GOAL OF THE EXERCISE: Verbatim output of all the material below is required.

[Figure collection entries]
........

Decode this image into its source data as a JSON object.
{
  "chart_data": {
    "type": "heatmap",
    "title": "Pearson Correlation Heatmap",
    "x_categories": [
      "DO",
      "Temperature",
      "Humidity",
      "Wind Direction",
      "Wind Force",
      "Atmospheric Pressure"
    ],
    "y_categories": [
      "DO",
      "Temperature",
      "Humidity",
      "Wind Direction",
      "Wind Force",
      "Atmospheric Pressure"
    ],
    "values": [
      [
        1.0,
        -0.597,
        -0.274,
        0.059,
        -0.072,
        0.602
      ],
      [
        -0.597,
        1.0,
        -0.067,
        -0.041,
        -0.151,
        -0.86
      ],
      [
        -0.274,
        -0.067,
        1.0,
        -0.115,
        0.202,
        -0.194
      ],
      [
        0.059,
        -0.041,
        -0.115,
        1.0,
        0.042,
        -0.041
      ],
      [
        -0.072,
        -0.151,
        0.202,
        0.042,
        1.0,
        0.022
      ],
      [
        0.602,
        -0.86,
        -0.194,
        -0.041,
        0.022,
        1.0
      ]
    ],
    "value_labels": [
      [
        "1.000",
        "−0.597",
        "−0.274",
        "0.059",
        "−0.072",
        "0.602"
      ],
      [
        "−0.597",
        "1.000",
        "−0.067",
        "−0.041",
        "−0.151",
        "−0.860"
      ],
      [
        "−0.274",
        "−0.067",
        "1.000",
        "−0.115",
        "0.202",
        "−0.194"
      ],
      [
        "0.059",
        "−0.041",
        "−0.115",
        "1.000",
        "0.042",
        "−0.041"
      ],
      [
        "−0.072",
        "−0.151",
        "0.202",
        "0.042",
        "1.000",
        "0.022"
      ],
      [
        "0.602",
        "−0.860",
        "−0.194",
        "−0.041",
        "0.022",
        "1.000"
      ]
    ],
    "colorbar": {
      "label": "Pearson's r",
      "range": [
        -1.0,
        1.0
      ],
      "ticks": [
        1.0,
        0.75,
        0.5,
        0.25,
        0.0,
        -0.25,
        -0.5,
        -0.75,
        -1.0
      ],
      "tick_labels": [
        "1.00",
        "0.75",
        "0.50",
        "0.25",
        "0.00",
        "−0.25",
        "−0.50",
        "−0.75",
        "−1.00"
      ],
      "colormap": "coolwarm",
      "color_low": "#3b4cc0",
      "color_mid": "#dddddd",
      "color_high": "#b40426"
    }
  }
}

........

FINAL RESULT:
Decode this image into its source data as a JSON object.
{
  "chart_data": {
    "type": "heatmap",
    "title": "Pearson Correlation Heatmap",
    "x_categories": [
      "DO",
      "Temperature",
      "Humidity",
      "Wind Direction",
      "Wind Force",
      "Atmospheric Pressure"
    ],
    "y_categories": [
      "DO",
      "Temperature",
      "Humidity",
      "Wind Direction",
      "Wind Force",
      "Atmospheric Pressure"
    ],
    "values": [
      [
        1.0,
        -0.597,
        -0.274,
        0.059,
        -0.072,
        0.602
      ],
      [
        -0.597,
        1.0,
        -0.067,
        -0.041,
        -0.151,
        -0.86
      ],
      [
        -0.274,
        -0.067,
        1.0,
        -0.115,
        0.202,
        -0.194
      ],
      [
        0.059,
        -0.041,
        -0.115,
        1.0,
        0.042,
        -0.041
      ],
      [
        -0.072,
        -0.151,
        0.202,
        0.042,
        1.0,
        0.022
      ],
      [
        0.602,
        -0.86,
        -0.194,
        -0.041,
        0.022,
        1.0
      ]
    ],
    "value_labels": [
      [
        "1.000",
        "−0.597",
        "−0.274",
        "0.059",
        "−0.072",
        "0.602"
      ],
      [
        "−0.597",
        "1.000",
        "−0.067",
        "−0.041",
        "−0.151",
        "−0.860"
      ],
      [
        "−0.274",
        "−0.067",
        "1.000",
        "−0.115",
        "0.202",
        "−0.194"
      ],
      [
        "0.059",
        "−0.041",
        "−0.115",
        "1.000",
        "0.042",
        "−0.041"
      ],
      [
        "−0.072",
        "−0.151",
        "0.202",
        "0.042",
        "1.000",
        "0.022"
      ],
      [
        "0.602",
        "−0.860",
        "−0.194",
        "−0.041",
        "0.022",
        "1.000"
      ]
    ],
    "colorbar": {
      "label": "Pearson's r",
      "range": [
        -1.0,
        1.0
      ],
      "ticks": [
        1.0,
        0.75,
        0.5,
        0.25,
        0.0,
        -0.25,
        -0.5,
        -0.75,
        -1.0
      ],
      "tick_labels": [
        "1.00",
        "0.75",
        "0.50",
        "0.25",
        "0.00",
        "−0.25",
        "−0.50",
        "−0.75",
        "−1.00"
      ],
      "colormap": "coolwarm",
      "color_low": "#3b4cc0",
      "color_mid": "#dddddd",
      "color_high": "#b40426"
    }
  }
}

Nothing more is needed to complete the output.